[Collected data entries]
···

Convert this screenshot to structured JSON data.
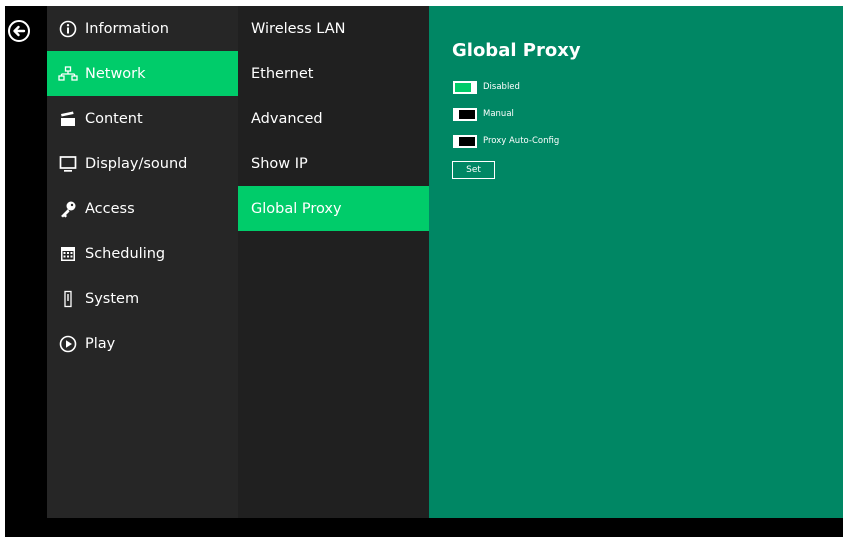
{
  "main_menu": {
    "items": [
      {
        "label": "Information",
        "icon": "info-icon"
      },
      {
        "label": "Network",
        "icon": "network-icon",
        "active": true
      },
      {
        "label": "Content",
        "icon": "clapperboard-icon"
      },
      {
        "label": "Display/sound",
        "icon": "monitor-icon"
      },
      {
        "label": "Access",
        "icon": "key-icon"
      },
      {
        "label": "Scheduling",
        "icon": "calendar-icon"
      },
      {
        "label": "System",
        "icon": "system-icon"
      },
      {
        "label": "Play",
        "icon": "play-icon"
      }
    ]
  },
  "network_menu": {
    "items": [
      {
        "label": "Wireless LAN"
      },
      {
        "label": "Ethernet"
      },
      {
        "label": "Advanced"
      },
      {
        "label": "Show IP"
      },
      {
        "label": "Global Proxy",
        "active": true
      }
    ]
  },
  "global_proxy": {
    "title": "Global Proxy",
    "options": [
      {
        "label": "Disabled",
        "on": true
      },
      {
        "label": "Manual",
        "on": false
      },
      {
        "label": "Proxy Auto-Config",
        "on": false
      }
    ],
    "set_label": "Set"
  },
  "colors": {
    "accent": "#00cc6a",
    "content_bg": "#008764",
    "menu_bg": "#262626",
    "submenu_bg": "#202020"
  },
  "icons": {
    "back": "back-arrow-icon"
  }
}
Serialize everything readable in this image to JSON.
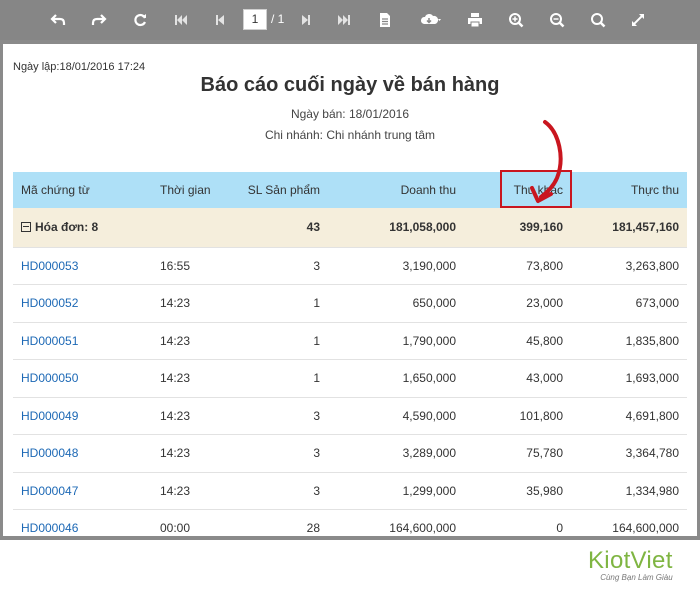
{
  "toolbar": {
    "buttons": [
      {
        "name": "undo-icon"
      },
      {
        "name": "redo-icon"
      },
      {
        "name": "refresh-icon"
      },
      {
        "name": "first-page-icon"
      },
      {
        "name": "prev-page-icon"
      },
      {
        "name": "next-page-icon"
      },
      {
        "name": "last-page-icon"
      },
      {
        "name": "document-icon"
      },
      {
        "name": "cloud-download-icon"
      },
      {
        "name": "print-icon"
      },
      {
        "name": "zoom-in-icon"
      },
      {
        "name": "zoom-out-icon"
      },
      {
        "name": "search-icon"
      },
      {
        "name": "fullscreen-icon"
      }
    ],
    "page_current": "1",
    "page_total": "/ 1"
  },
  "report": {
    "created": "Ngày lập:18/01/2016 17:24",
    "title": "Báo cáo cuối ngày về bán hàng",
    "sale_date": "Ngày bán: 18/01/2016",
    "branch": "Chi nhánh: Chi nhánh trung tâm"
  },
  "table": {
    "headers": [
      "Mã chứng từ",
      "Thời gian",
      "SL Sản phẩm",
      "Doanh thu",
      "Thu khác",
      "Thực thu"
    ],
    "group": {
      "label": "Hóa đơn: 8",
      "qty": "43",
      "revenue": "181,058,000",
      "other": "399,160",
      "actual": "181,457,160"
    },
    "rows": [
      [
        "HD000053",
        "16:55",
        "3",
        "3,190,000",
        "73,800",
        "3,263,800"
      ],
      [
        "HD000052",
        "14:23",
        "1",
        "650,000",
        "23,000",
        "673,000"
      ],
      [
        "HD000051",
        "14:23",
        "1",
        "1,790,000",
        "45,800",
        "1,835,800"
      ],
      [
        "HD000050",
        "14:23",
        "1",
        "1,650,000",
        "43,000",
        "1,693,000"
      ],
      [
        "HD000049",
        "14:23",
        "3",
        "4,590,000",
        "101,800",
        "4,691,800"
      ],
      [
        "HD000048",
        "14:23",
        "3",
        "3,289,000",
        "75,780",
        "3,364,780"
      ],
      [
        "HD000047",
        "14:23",
        "3",
        "1,299,000",
        "35,980",
        "1,334,980"
      ],
      [
        "HD000046",
        "00:00",
        "28",
        "164,600,000",
        "0",
        "164,600,000"
      ]
    ]
  },
  "brand": {
    "name": "KiotViet",
    "slogan": "Cùng Bạn Làm Giàu"
  },
  "colors": {
    "toolbar": "#868686",
    "header": "#aee0f7",
    "group": "#f5eedc",
    "link": "#1c68b5",
    "highlight": "#c9161f",
    "brand": "#7fb542"
  }
}
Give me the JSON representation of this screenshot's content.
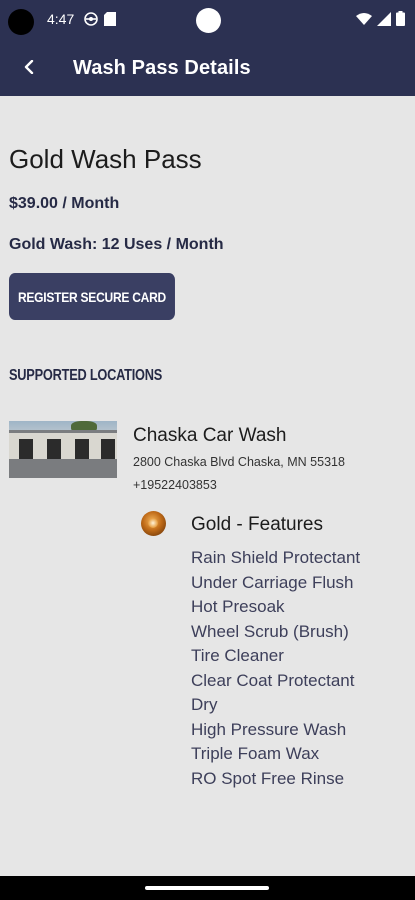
{
  "status_bar": {
    "time": "4:47"
  },
  "app_bar": {
    "title": "Wash Pass Details"
  },
  "pass": {
    "title": "Gold Wash Pass",
    "price": "$39.00 / Month",
    "uses": "Gold Wash: 12 Uses / Month",
    "register_label": "Register Secure Card"
  },
  "locations": {
    "heading": "Supported Locations",
    "items": [
      {
        "name": "Chaska Car Wash",
        "address": "2800 Chaska Blvd Chaska, MN 55318",
        "phone": "+19522403853",
        "features_title": "Gold - Features",
        "features": [
          "Rain Shield Protectant",
          "Under Carriage Flush",
          "Hot Presoak",
          "Wheel Scrub (Brush)",
          "Tire Cleaner",
          "Clear Coat Protectant",
          "Dry",
          "High Pressure Wash",
          "Triple Foam Wax",
          "RO Spot Free Rinse"
        ]
      }
    ]
  },
  "colors": {
    "primary": "#2c3152",
    "button": "#3a3f63",
    "background": "#e6e6e6"
  }
}
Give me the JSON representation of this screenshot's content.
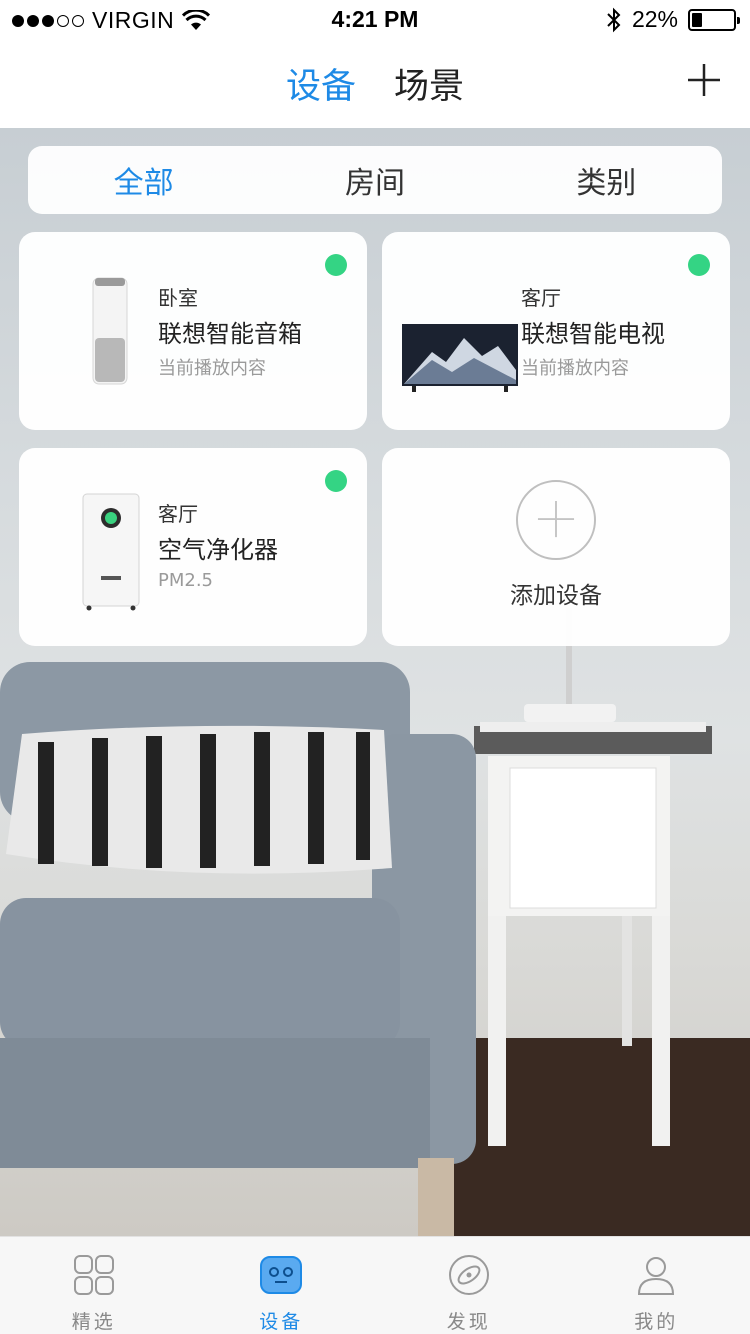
{
  "status_bar": {
    "carrier": "VIRGIN",
    "time": "4:21 PM",
    "battery_percent": "22%",
    "battery_level": 0.22,
    "signal_strength": 3,
    "signal_max": 5
  },
  "header": {
    "tabs": [
      {
        "label": "设备",
        "active": true
      },
      {
        "label": "场景",
        "active": false
      }
    ],
    "add_icon": "plus-icon"
  },
  "filter": {
    "tabs": [
      {
        "label": "全部",
        "active": true
      },
      {
        "label": "房间",
        "active": false
      },
      {
        "label": "类别",
        "active": false
      }
    ]
  },
  "devices": [
    {
      "room": "卧室",
      "name": "联想智能音箱",
      "status": "当前播放内容",
      "online": true,
      "icon": "smart-speaker"
    },
    {
      "room": "客厅",
      "name": "联想智能电视",
      "status": "当前播放内容",
      "online": true,
      "icon": "smart-tv"
    },
    {
      "room": "客厅",
      "name": "空气净化器",
      "status": "PM2.5",
      "online": true,
      "icon": "air-purifier"
    }
  ],
  "add_device": {
    "label": "添加设备",
    "icon": "plus-circle-icon"
  },
  "tabbar": {
    "items": [
      {
        "label": "精选",
        "icon": "grid-icon",
        "active": false
      },
      {
        "label": "设备",
        "icon": "robot-icon",
        "active": true
      },
      {
        "label": "发现",
        "icon": "discover-icon",
        "active": false
      },
      {
        "label": "我的",
        "icon": "user-icon",
        "active": false
      }
    ]
  },
  "colors": {
    "accent": "#1e8ae6",
    "online": "#34d484"
  }
}
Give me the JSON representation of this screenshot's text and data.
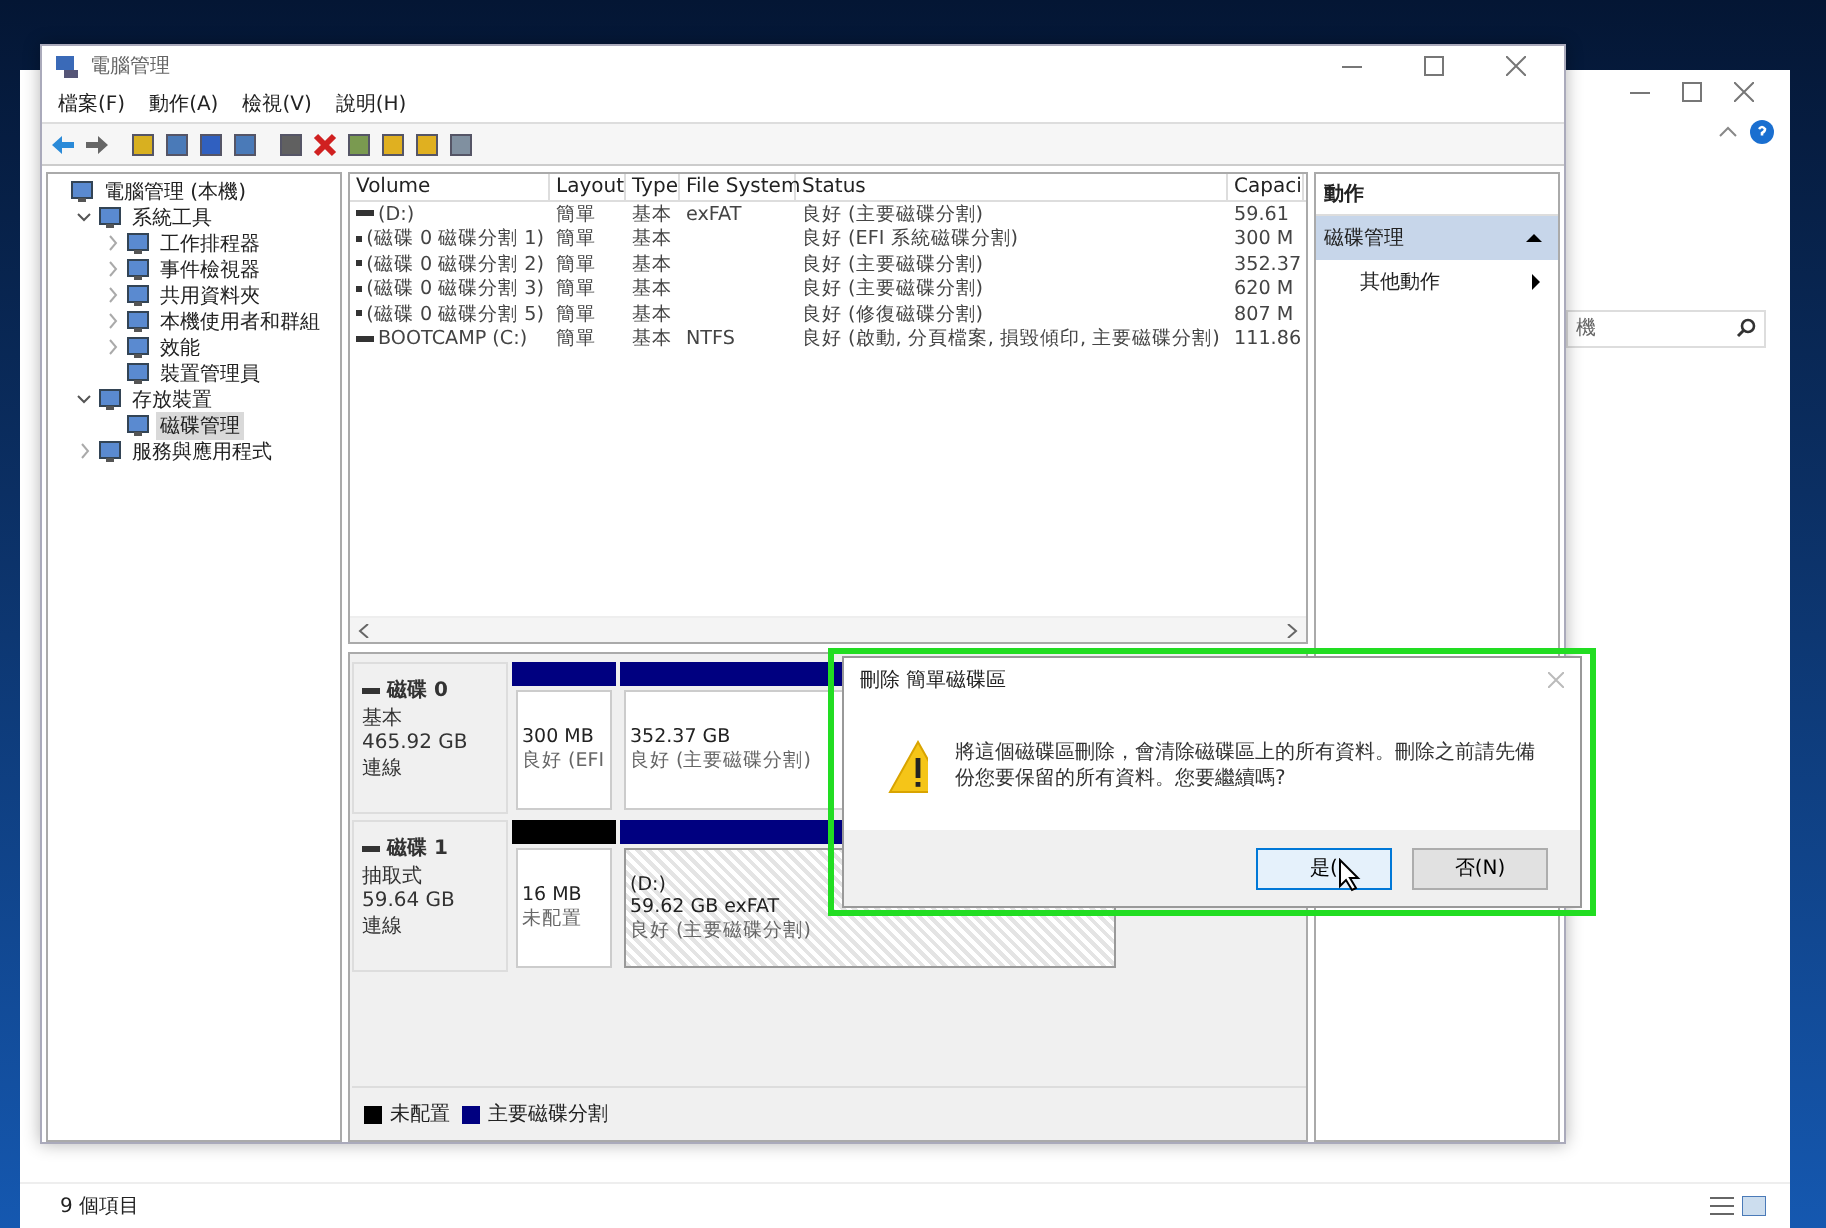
{
  "back_window": {
    "search": {
      "placeholder": "機"
    },
    "status_bar": "9 個項目"
  },
  "window": {
    "title": "電腦管理"
  },
  "menu": [
    "檔案(F)",
    "動作(A)",
    "檢視(V)",
    "說明(H)"
  ],
  "tree": [
    {
      "label": "電腦管理 (本機)",
      "selected": false,
      "children": [
        {
          "label": "系統工具",
          "expanded": true,
          "selected": false,
          "children": [
            {
              "label": "工作排程器",
              "expanded": false,
              "selected": false
            },
            {
              "label": "事件檢視器",
              "expanded": false,
              "selected": false
            },
            {
              "label": "共用資料夾",
              "expanded": false,
              "selected": false
            },
            {
              "label": "本機使用者和群組",
              "expanded": false,
              "selected": false
            },
            {
              "label": "效能",
              "expanded": false,
              "selected": false
            },
            {
              "label": "裝置管理員",
              "selected": false
            }
          ]
        },
        {
          "label": "存放裝置",
          "expanded": true,
          "selected": false,
          "children": [
            {
              "label": "磁碟管理",
              "selected": true
            }
          ]
        },
        {
          "label": "服務與應用程式",
          "expanded": false,
          "selected": false
        }
      ]
    }
  ],
  "table": {
    "columns": [
      "Volume",
      "Layout",
      "Type",
      "File System",
      "Status",
      "Capaci"
    ],
    "rows": [
      [
        "(D:)",
        "簡單",
        "基本",
        "exFAT",
        "良好 (主要磁碟分割)",
        "59.61"
      ],
      [
        "(磁碟 0 磁碟分割 1)",
        "簡單",
        "基本",
        "",
        "良好 (EFI 系統磁碟分割)",
        "300 M"
      ],
      [
        "(磁碟 0 磁碟分割 2)",
        "簡單",
        "基本",
        "",
        "良好 (主要磁碟分割)",
        "352.37"
      ],
      [
        "(磁碟 0 磁碟分割 3)",
        "簡單",
        "基本",
        "",
        "良好 (主要磁碟分割)",
        "620 M"
      ],
      [
        "(磁碟 0 磁碟分割 5)",
        "簡單",
        "基本",
        "",
        "良好 (修復磁碟分割)",
        "807 M"
      ],
      [
        "BOOTCAMP (C:)",
        "簡單",
        "基本",
        "NTFS",
        "良好 (啟動, 分頁檔案, 損毀傾印, 主要磁碟分割)",
        "111.86"
      ]
    ]
  },
  "disks": [
    {
      "name": "磁碟 0",
      "type": "基本",
      "size": "465.92 GB",
      "state": "連線",
      "partitions": [
        {
          "size": "300 MB",
          "status": "良好 (EFI",
          "color": "#000080",
          "selected": false
        },
        {
          "size": "352.37 GB",
          "status": "良好 (主要磁碟分割)",
          "color": "#000080",
          "selected": false
        }
      ]
    },
    {
      "name": "磁碟 1",
      "type": "抽取式",
      "size": "59.64 GB",
      "state": "連線",
      "partitions": [
        {
          "size": "16 MB",
          "status": "未配置",
          "color": "#000000",
          "selected": false
        },
        {
          "name": "(D:)",
          "size": "59.62 GB exFAT",
          "status": "良好 (主要磁碟分割)",
          "color": "#000080",
          "selected": true
        }
      ]
    }
  ],
  "legend": [
    {
      "label": "未配置",
      "color": "#000000"
    },
    {
      "label": "主要磁碟分割",
      "color": "#000080"
    }
  ],
  "actions": {
    "header": "動作",
    "items": [
      {
        "label": "磁碟管理",
        "kind": "section",
        "selected": true
      },
      {
        "label": "其他動作",
        "kind": "submenu",
        "selected": false
      }
    ]
  },
  "dialog": {
    "title": "刪除 簡單磁碟區",
    "message": "將這個磁碟區刪除，會清除磁碟區上的所有資料。刪除之前請先備份您要保留的所有資料。您要繼續嗎?",
    "buttons": [
      {
        "label": "是(",
        "selected": true
      },
      {
        "label": "否(N)",
        "selected": false
      }
    ]
  }
}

···

> The problem: Return every line of the preceding records in which the word "Chaska" appears.

> Answer to this task:
        "name": "Chaska Car Wash",
        "address": "2800 Chaska Blvd Chaska, MN 55318",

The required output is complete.